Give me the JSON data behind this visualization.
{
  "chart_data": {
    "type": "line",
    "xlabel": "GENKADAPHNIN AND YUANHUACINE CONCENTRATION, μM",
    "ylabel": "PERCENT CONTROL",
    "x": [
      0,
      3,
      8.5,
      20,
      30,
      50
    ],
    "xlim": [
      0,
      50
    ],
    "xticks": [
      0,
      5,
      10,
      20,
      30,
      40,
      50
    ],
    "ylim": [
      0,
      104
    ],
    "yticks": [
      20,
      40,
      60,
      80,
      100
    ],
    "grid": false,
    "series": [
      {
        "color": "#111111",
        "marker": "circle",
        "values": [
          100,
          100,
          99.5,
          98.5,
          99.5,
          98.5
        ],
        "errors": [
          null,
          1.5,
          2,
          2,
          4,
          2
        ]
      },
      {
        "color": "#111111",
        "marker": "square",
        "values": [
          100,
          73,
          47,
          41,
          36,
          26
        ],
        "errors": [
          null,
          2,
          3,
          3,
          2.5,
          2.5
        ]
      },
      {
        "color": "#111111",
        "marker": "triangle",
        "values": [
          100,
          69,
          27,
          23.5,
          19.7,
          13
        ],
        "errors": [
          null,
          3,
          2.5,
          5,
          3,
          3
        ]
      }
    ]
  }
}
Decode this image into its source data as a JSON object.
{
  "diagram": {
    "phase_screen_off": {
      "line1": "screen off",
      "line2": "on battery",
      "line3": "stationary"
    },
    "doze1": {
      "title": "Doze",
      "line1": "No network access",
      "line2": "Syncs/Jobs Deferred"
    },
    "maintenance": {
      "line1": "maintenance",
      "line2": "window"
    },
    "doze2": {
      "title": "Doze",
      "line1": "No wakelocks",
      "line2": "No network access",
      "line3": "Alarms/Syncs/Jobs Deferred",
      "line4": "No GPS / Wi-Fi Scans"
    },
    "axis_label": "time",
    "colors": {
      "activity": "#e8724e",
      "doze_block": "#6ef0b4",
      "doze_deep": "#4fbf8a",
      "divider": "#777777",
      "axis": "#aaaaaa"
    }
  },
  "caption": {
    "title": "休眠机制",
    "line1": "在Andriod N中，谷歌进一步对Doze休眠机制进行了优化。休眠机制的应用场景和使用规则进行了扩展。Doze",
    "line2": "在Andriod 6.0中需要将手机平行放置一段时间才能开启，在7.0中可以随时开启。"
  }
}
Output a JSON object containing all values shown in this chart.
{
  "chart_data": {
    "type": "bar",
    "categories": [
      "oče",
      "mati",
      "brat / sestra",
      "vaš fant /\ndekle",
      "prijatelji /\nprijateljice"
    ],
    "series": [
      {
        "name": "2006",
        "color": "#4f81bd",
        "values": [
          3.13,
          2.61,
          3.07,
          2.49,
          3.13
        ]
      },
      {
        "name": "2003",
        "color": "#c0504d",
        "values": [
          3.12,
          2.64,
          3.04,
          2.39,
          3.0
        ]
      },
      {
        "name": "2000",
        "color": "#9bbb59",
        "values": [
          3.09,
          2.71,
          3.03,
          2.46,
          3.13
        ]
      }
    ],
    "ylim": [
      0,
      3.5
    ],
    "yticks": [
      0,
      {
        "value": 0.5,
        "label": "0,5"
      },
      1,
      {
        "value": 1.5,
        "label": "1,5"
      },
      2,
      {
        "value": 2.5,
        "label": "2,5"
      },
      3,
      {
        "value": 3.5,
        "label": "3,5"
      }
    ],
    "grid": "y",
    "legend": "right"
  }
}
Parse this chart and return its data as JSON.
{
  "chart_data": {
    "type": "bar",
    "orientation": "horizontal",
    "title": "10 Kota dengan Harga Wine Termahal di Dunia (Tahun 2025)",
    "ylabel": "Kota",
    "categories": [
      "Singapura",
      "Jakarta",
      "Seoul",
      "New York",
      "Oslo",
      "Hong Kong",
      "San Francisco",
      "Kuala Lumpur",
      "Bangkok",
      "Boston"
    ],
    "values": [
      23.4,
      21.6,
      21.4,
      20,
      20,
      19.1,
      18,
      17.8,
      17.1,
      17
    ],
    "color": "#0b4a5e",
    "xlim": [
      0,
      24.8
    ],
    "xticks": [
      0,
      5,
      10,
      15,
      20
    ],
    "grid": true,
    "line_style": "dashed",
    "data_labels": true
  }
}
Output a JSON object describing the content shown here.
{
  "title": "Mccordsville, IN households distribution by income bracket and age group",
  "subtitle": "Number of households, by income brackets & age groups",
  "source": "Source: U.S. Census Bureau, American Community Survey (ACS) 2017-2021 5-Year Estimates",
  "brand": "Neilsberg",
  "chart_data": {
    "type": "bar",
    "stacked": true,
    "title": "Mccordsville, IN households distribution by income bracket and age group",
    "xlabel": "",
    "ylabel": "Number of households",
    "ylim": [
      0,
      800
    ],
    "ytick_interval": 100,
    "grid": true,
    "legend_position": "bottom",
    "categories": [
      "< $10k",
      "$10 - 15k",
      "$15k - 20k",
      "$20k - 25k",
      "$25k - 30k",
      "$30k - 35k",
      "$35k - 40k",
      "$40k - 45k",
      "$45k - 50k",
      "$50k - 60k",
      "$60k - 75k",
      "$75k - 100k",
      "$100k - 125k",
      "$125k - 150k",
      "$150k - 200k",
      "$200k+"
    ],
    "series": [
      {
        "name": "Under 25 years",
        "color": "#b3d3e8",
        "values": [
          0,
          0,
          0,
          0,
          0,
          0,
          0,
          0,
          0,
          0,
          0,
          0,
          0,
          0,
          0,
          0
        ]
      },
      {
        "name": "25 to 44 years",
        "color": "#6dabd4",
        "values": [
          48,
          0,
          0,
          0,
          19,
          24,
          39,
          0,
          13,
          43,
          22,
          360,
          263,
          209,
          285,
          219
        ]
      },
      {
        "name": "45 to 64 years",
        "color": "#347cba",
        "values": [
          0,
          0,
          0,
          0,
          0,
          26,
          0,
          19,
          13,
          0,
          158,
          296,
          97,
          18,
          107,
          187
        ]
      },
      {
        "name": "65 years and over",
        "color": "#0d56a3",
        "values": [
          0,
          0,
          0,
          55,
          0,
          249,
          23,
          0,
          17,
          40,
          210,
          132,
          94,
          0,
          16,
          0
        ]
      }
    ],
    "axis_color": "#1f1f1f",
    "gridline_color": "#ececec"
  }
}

◆ ◆ ◆ ◆ ◆ ◆ ◆

Faithfully transcribe the whole of the data.

Give me the JSON data behind this visualization.
{
  "chart_data": {
    "type": "line",
    "xlabel": "GENKADAPHNIN AND YUANHUACINE CONCENTRATION, μM",
    "ylabel": "PERCENT CONTROL",
    "x": [
      0,
      3,
      8.5,
      20,
      30,
      50
    ],
    "xlim": [
      0,
      50
    ],
    "xticks": [
      0,
      5,
      10,
      20,
      30,
      40,
      50
    ],
    "ylim": [
      0,
      104
    ],
    "yticks": [
      20,
      40,
      60,
      80,
      100
    ],
    "grid": false,
    "series": [
      {
        "color": "#111111",
        "marker": "circle",
        "values": [
          100,
          100,
          99.5,
          98.5,
          99.5,
          98.5
        ],
        "errors": [
          null,
          1.5,
          2,
          2,
          4,
          2
        ]
      },
      {
        "color": "#111111",
        "marker": "square",
        "values": [
          100,
          73,
          47,
          41,
          36,
          26
        ],
        "errors": [
          null,
          2,
          3,
          3,
          2.5,
          2.5
        ]
      },
      {
        "color": "#111111",
        "marker": "triangle",
        "values": [
          100,
          69,
          27,
          23.5,
          19.7,
          13
        ],
        "errors": [
          null,
          3,
          2.5,
          5,
          3,
          3
        ]
      }
    ]
  }
}
Decode this image into its source data as a JSON object.
{
  "diagram": {
    "phase_screen_off": {
      "line1": "screen off",
      "line2": "on battery",
      "line3": "stationary"
    },
    "doze1": {
      "title": "Doze",
      "line1": "No network access",
      "line2": "Syncs/Jobs Deferred"
    },
    "maintenance": {
      "line1": "maintenance",
      "line2": "window"
    },
    "doze2": {
      "title": "Doze",
      "line1": "No wakelocks",
      "line2": "No network access",
      "line3": "Alarms/Syncs/Jobs Deferred",
      "line4": "No GPS / Wi-Fi Scans"
    },
    "axis_label": "time",
    "colors": {
      "activity": "#e8724e",
      "doze_block": "#6ef0b4",
      "doze_deep": "#4fbf8a",
      "divider": "#777777",
      "axis": "#aaaaaa"
    }
  },
  "caption": {
    "title": "休眠机制",
    "line1": "在Andriod N中，谷歌进一步对Doze休眠机制进行了优化。休眠机制的应用场景和使用规则进行了扩展。Doze",
    "line2": "在Andriod 6.0中需要将手机平行放置一段时间才能开启，在7.0中可以随时开启。"
  }
}
Output a JSON object containing all values shown in this chart.
{
  "chart_data": {
    "type": "bar",
    "categories": [
      "oče",
      "mati",
      "brat / sestra",
      "vaš fant /\ndekle",
      "prijatelji /\nprijateljice"
    ],
    "series": [
      {
        "name": "2006",
        "color": "#4f81bd",
        "values": [
          3.13,
          2.61,
          3.07,
          2.49,
          3.13
        ]
      },
      {
        "name": "2003",
        "color": "#c0504d",
        "values": [
          3.12,
          2.64,
          3.04,
          2.39,
          3.0
        ]
      },
      {
        "name": "2000",
        "color": "#9bbb59",
        "values": [
          3.09,
          2.71,
          3.03,
          2.46,
          3.13
        ]
      }
    ],
    "ylim": [
      0,
      3.5
    ],
    "yticks": [
      0,
      {
        "value": 0.5,
        "label": "0,5"
      },
      1,
      {
        "value": 1.5,
        "label": "1,5"
      },
      2,
      {
        "value": 2.5,
        "label": "2,5"
      },
      3,
      {
        "value": 3.5,
        "label": "3,5"
      }
    ],
    "grid": "y",
    "legend": "right"
  }
}
Parse this chart and return its data as JSON.
{
  "chart_data": {
    "type": "bar",
    "orientation": "horizontal",
    "title": "10 Kota dengan Harga Wine Termahal di Dunia (Tahun 2025)",
    "ylabel": "Kota",
    "categories": [
      "Singapura",
      "Jakarta",
      "Seoul",
      "New York",
      "Oslo",
      "Hong Kong",
      "San Francisco",
      "Kuala Lumpur",
      "Bangkok",
      "Boston"
    ],
    "values": [
      23.4,
      21.6,
      21.4,
      20,
      20,
      19.1,
      18,
      17.8,
      17.1,
      17
    ],
    "color": "#0b4a5e",
    "xlim": [
      0,
      24.8
    ],
    "xticks": [
      0,
      5,
      10,
      15,
      20
    ],
    "grid": true,
    "line_style": "dashed",
    "data_labels": true
  }
}
Output a JSON object describing the content shown here.
{
  "title": "Mccordsville, IN households distribution by income bracket and age group",
  "subtitle": "Number of households, by income brackets & age groups",
  "source": "Source: U.S. Census Bureau, American Community Survey (ACS) 2017-2021 5-Year Estimates",
  "brand": "Neilsberg",
  "chart_data": {
    "type": "bar",
    "stacked": true,
    "title": "Mccordsville, IN households distribution by income bracket and age group",
    "xlabel": "",
    "ylabel": "Number of households",
    "ylim": [
      0,
      800
    ],
    "ytick_interval": 100,
    "grid": true,
    "legend_position": "bottom",
    "categories": [
      "< $10k",
      "$10 - 15k",
      "$15k - 20k",
      "$20k - 25k",
      "$25k - 30k",
      "$30k - 35k",
      "$35k - 40k",
      "$40k - 45k",
      "$45k - 50k",
      "$50k - 60k",
      "$60k - 75k",
      "$75k - 100k",
      "$100k - 125k",
      "$125k - 150k",
      "$150k - 200k",
      "$200k+"
    ],
    "series": [
      {
        "name": "Under 25 years",
        "color": "#b3d3e8",
        "values": [
          0,
          0,
          0,
          0,
          0,
          0,
          0,
          0,
          0,
          0,
          0,
          0,
          0,
          0,
          0,
          0
        ]
      },
      {
        "name": "25 to 44 years",
        "color": "#6dabd4",
        "values": [
          48,
          0,
          0,
          0,
          19,
          24,
          39,
          0,
          13,
          43,
          22,
          360,
          263,
          209,
          285,
          219
        ]
      },
      {
        "name": "45 to 64 years",
        "color": "#347cba",
        "values": [
          0,
          0,
          0,
          0,
          0,
          26,
          0,
          19,
          13,
          0,
          158,
          296,
          97,
          18,
          107,
          187
        ]
      },
      {
        "name": "65 years and over",
        "color": "#0d56a3",
        "values": [
          0,
          0,
          0,
          55,
          0,
          249,
          23,
          0,
          17,
          40,
          210,
          132,
          94,
          0,
          16,
          0
        ]
      }
    ],
    "axis_color": "#1f1f1f",
    "gridline_color": "#ececec"
  }
}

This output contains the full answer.